[Dataset entries on figures]
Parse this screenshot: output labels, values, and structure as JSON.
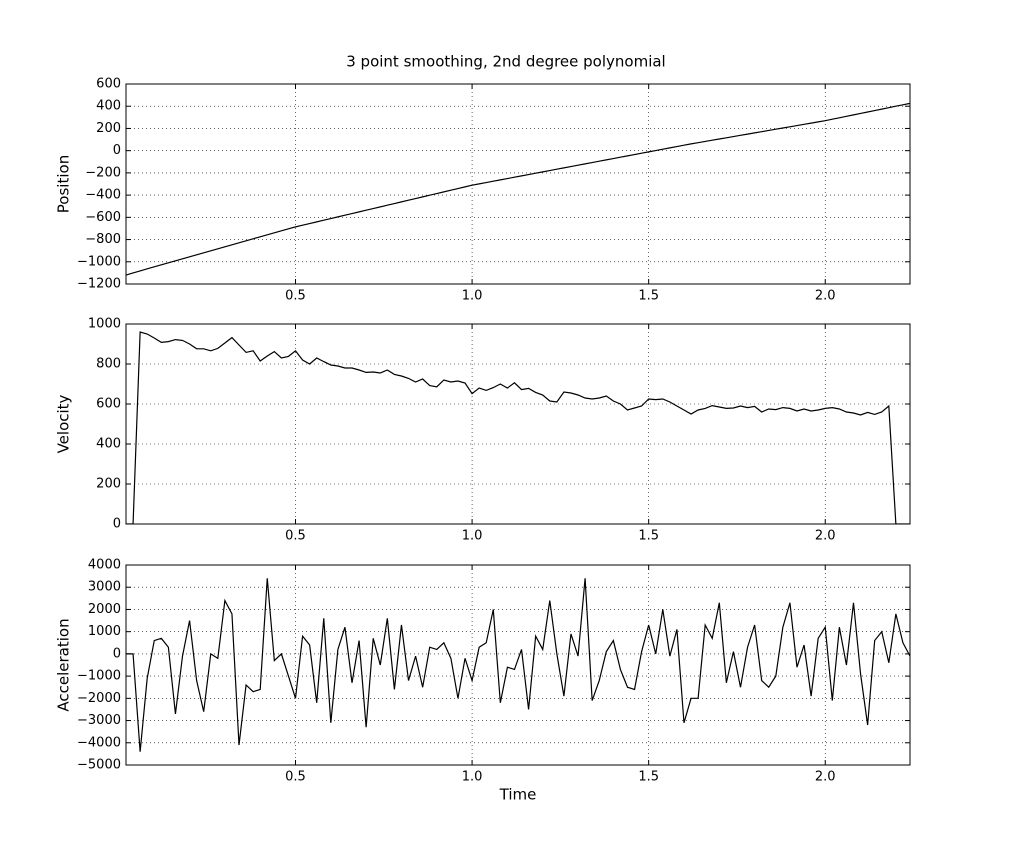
{
  "chart_data": [
    {
      "type": "line",
      "title": "3 point smoothing, 2nd degree polynomial",
      "ylabel": "Position",
      "color": "#000000",
      "grid": true,
      "x": [
        0.02,
        0.04,
        0.06,
        0.08,
        0.1,
        0.12,
        0.14,
        0.16,
        0.18,
        0.2,
        0.22,
        0.24,
        0.26,
        0.28,
        0.3,
        0.32,
        0.34,
        0.36,
        0.38,
        0.4,
        0.42,
        0.44,
        0.46,
        0.48,
        0.5,
        0.52,
        0.54,
        0.56,
        0.58,
        0.6,
        0.62,
        0.64,
        0.66,
        0.68,
        0.7,
        0.72,
        0.74,
        0.76,
        0.78,
        0.8,
        0.82,
        0.84,
        0.86,
        0.88,
        0.9,
        0.92,
        0.94,
        0.96,
        0.98,
        1.0,
        1.02,
        1.04,
        1.06,
        1.08,
        1.1,
        1.12,
        1.14,
        1.16,
        1.18,
        1.2,
        1.22,
        1.24,
        1.26,
        1.28,
        1.3,
        1.32,
        1.34,
        1.36,
        1.38,
        1.4,
        1.42,
        1.44,
        1.46,
        1.48,
        1.5,
        1.52,
        1.54,
        1.56,
        1.58,
        1.6,
        1.62,
        1.64,
        1.66,
        1.68,
        1.7,
        1.72,
        1.74,
        1.76,
        1.78,
        1.8,
        1.82,
        1.84,
        1.86,
        1.88,
        1.9,
        1.92,
        1.94,
        1.96,
        1.98,
        2.0,
        2.02,
        2.04,
        2.06,
        2.08,
        2.1,
        2.12,
        2.14,
        2.16,
        2.18,
        2.2,
        2.22,
        2.24
      ],
      "values": [
        -1120,
        -1100,
        -1082,
        -1063,
        -1045,
        -1027,
        -1009,
        -991,
        -973,
        -955,
        -937,
        -919,
        -901,
        -883,
        -865,
        -847,
        -829,
        -811,
        -793,
        -775,
        -757,
        -739,
        -721,
        -703,
        -686,
        -671,
        -656,
        -641,
        -626,
        -611,
        -596,
        -581,
        -566,
        -551,
        -536,
        -521,
        -506,
        -491,
        -476,
        -461,
        -446,
        -431,
        -416,
        -401,
        -386,
        -371,
        -356,
        -341,
        -326,
        -311,
        -299,
        -287,
        -275,
        -263,
        -251,
        -239,
        -227,
        -215,
        -203,
        -191,
        -179,
        -167,
        -155,
        -143,
        -131,
        -119,
        -107,
        -95,
        -83,
        -71,
        -59,
        -47,
        -35,
        -23,
        -11,
        1,
        13,
        25,
        37,
        49,
        61,
        72,
        83,
        94,
        105,
        116,
        127,
        138,
        149,
        160,
        171,
        182,
        193,
        204,
        215,
        226,
        237,
        248,
        259,
        270,
        283,
        296,
        309,
        322,
        335,
        348,
        361,
        374,
        387,
        400,
        413,
        426
      ],
      "xlim": [
        0.02,
        2.24
      ],
      "xticks": [
        0.5,
        {
          "value": 1.0,
          "label": "1.0"
        },
        1.5,
        {
          "value": 2.0,
          "label": "2.0"
        }
      ],
      "ylim": [
        -1200,
        600
      ],
      "yticks": [
        {
          "value": -1200,
          "label": "−1200"
        },
        {
          "value": -1000,
          "label": "−1000"
        },
        {
          "value": -800,
          "label": "−800"
        },
        {
          "value": -600,
          "label": "−600"
        },
        {
          "value": -400,
          "label": "−400"
        },
        {
          "value": -200,
          "label": "−200"
        },
        0,
        200,
        400,
        600
      ]
    },
    {
      "type": "line",
      "ylabel": "Velocity",
      "color": "#000000",
      "grid": true,
      "x": [
        0.02,
        0.04,
        0.06,
        0.08,
        0.1,
        0.12,
        0.14,
        0.16,
        0.18,
        0.2,
        0.22,
        0.24,
        0.26,
        0.28,
        0.3,
        0.32,
        0.34,
        0.36,
        0.38,
        0.4,
        0.42,
        0.44,
        0.46,
        0.48,
        0.5,
        0.52,
        0.54,
        0.56,
        0.58,
        0.6,
        0.62,
        0.64,
        0.66,
        0.68,
        0.7,
        0.72,
        0.74,
        0.76,
        0.78,
        0.8,
        0.82,
        0.84,
        0.86,
        0.88,
        0.9,
        0.92,
        0.94,
        0.96,
        0.98,
        1.0,
        1.02,
        1.04,
        1.06,
        1.08,
        1.1,
        1.12,
        1.14,
        1.16,
        1.18,
        1.2,
        1.22,
        1.24,
        1.26,
        1.28,
        1.3,
        1.32,
        1.34,
        1.36,
        1.38,
        1.4,
        1.42,
        1.44,
        1.46,
        1.48,
        1.5,
        1.52,
        1.54,
        1.56,
        1.58,
        1.6,
        1.62,
        1.64,
        1.66,
        1.68,
        1.7,
        1.72,
        1.74,
        1.76,
        1.78,
        1.8,
        1.82,
        1.84,
        1.86,
        1.88,
        1.9,
        1.92,
        1.94,
        1.96,
        1.98,
        2.0,
        2.02,
        2.04,
        2.06,
        2.08,
        2.1,
        2.12,
        2.14,
        2.16,
        2.18,
        2.2,
        2.22,
        2.24
      ],
      "values": [
        0,
        0,
        960,
        950,
        930,
        908,
        912,
        922,
        918,
        900,
        876,
        876,
        866,
        878,
        905,
        932,
        895,
        858,
        866,
        815,
        840,
        862,
        830,
        838,
        866,
        820,
        800,
        830,
        812,
        795,
        790,
        780,
        780,
        770,
        758,
        760,
        755,
        770,
        748,
        740,
        728,
        710,
        725,
        692,
        686,
        720,
        710,
        715,
        705,
        652,
        680,
        668,
        682,
        700,
        680,
        706,
        672,
        678,
        658,
        645,
        615,
        610,
        660,
        655,
        645,
        630,
        625,
        630,
        640,
        615,
        600,
        570,
        580,
        590,
        625,
        622,
        625,
        610,
        590,
        570,
        550,
        570,
        578,
        592,
        585,
        578,
        580,
        590,
        582,
        588,
        560,
        575,
        572,
        582,
        578,
        565,
        575,
        565,
        570,
        578,
        582,
        575,
        560,
        555,
        545,
        558,
        548,
        560,
        590,
        0,
        0,
        0
      ],
      "xlim": [
        0.02,
        2.24
      ],
      "xticks": [
        0.5,
        {
          "value": 1.0,
          "label": "1.0"
        },
        1.5,
        {
          "value": 2.0,
          "label": "2.0"
        }
      ],
      "ylim": [
        0,
        1000
      ],
      "yticks": [
        0,
        200,
        400,
        600,
        800,
        1000
      ]
    },
    {
      "type": "line",
      "ylabel": "Acceleration",
      "xlabel": "Time",
      "color": "#000000",
      "grid": true,
      "x": [
        0.02,
        0.04,
        0.06,
        0.08,
        0.1,
        0.12,
        0.14,
        0.16,
        0.18,
        0.2,
        0.22,
        0.24,
        0.26,
        0.28,
        0.3,
        0.32,
        0.34,
        0.36,
        0.38,
        0.4,
        0.42,
        0.44,
        0.46,
        0.48,
        0.5,
        0.52,
        0.54,
        0.56,
        0.58,
        0.6,
        0.62,
        0.64,
        0.66,
        0.68,
        0.7,
        0.72,
        0.74,
        0.76,
        0.78,
        0.8,
        0.82,
        0.84,
        0.86,
        0.88,
        0.9,
        0.92,
        0.94,
        0.96,
        0.98,
        1.0,
        1.02,
        1.04,
        1.06,
        1.08,
        1.1,
        1.12,
        1.14,
        1.16,
        1.18,
        1.2,
        1.22,
        1.24,
        1.26,
        1.28,
        1.3,
        1.32,
        1.34,
        1.36,
        1.38,
        1.4,
        1.42,
        1.44,
        1.46,
        1.48,
        1.5,
        1.52,
        1.54,
        1.56,
        1.58,
        1.6,
        1.62,
        1.64,
        1.66,
        1.68,
        1.7,
        1.72,
        1.74,
        1.76,
        1.78,
        1.8,
        1.82,
        1.84,
        1.86,
        1.88,
        1.9,
        1.92,
        1.94,
        1.96,
        1.98,
        2.0,
        2.02,
        2.04,
        2.06,
        2.08,
        2.1,
        2.12,
        2.14,
        2.16,
        2.18,
        2.2,
        2.22,
        2.24
      ],
      "values": [
        0,
        0,
        -4400,
        -1100,
        600,
        700,
        300,
        -2700,
        -100,
        1500,
        -1200,
        -2600,
        0,
        -200,
        2400,
        1800,
        -4100,
        -1400,
        -1700,
        -1600,
        3400,
        -300,
        0,
        -1000,
        -2000,
        800,
        400,
        -2200,
        1600,
        -3100,
        200,
        1200,
        -1300,
        600,
        -3300,
        700,
        -500,
        1600,
        -1600,
        1300,
        -1200,
        -100,
        -1500,
        300,
        200,
        500,
        -200,
        -2000,
        -200,
        -1200,
        300,
        500,
        2000,
        -2200,
        -600,
        -700,
        200,
        -2500,
        800,
        200,
        2400,
        0,
        -1900,
        900,
        -100,
        3400,
        -2100,
        -1200,
        100,
        600,
        -700,
        -1500,
        -1600,
        100,
        1300,
        0,
        2000,
        -100,
        1100,
        -3100,
        -2000,
        -2000,
        1300,
        700,
        2300,
        -1300,
        100,
        -1500,
        300,
        1300,
        -1200,
        -1500,
        -1000,
        1200,
        2300,
        -600,
        400,
        -1900,
        700,
        1200,
        -2100,
        1200,
        -500,
        2300,
        -900,
        -3200,
        600,
        1000,
        -400,
        1800,
        500,
        -100
      ],
      "xlim": [
        0.02,
        2.24
      ],
      "xticks": [
        0.5,
        {
          "value": 1.0,
          "label": "1.0"
        },
        1.5,
        {
          "value": 2.0,
          "label": "2.0"
        }
      ],
      "ylim": [
        -5000,
        4000
      ],
      "yticks": [
        {
          "value": -5000,
          "label": "−5000"
        },
        {
          "value": -4000,
          "label": "−4000"
        },
        {
          "value": -3000,
          "label": "−3000"
        },
        {
          "value": -2000,
          "label": "−2000"
        },
        {
          "value": -1000,
          "label": "−1000"
        },
        0,
        1000,
        2000,
        3000,
        4000
      ]
    }
  ]
}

*Requirements*:
Return each line where "ylabel" shows up.

*Reply*:
      "ylabel": "Position",
      "ylabel": "Velocity",
      "ylabel": "Acceleration",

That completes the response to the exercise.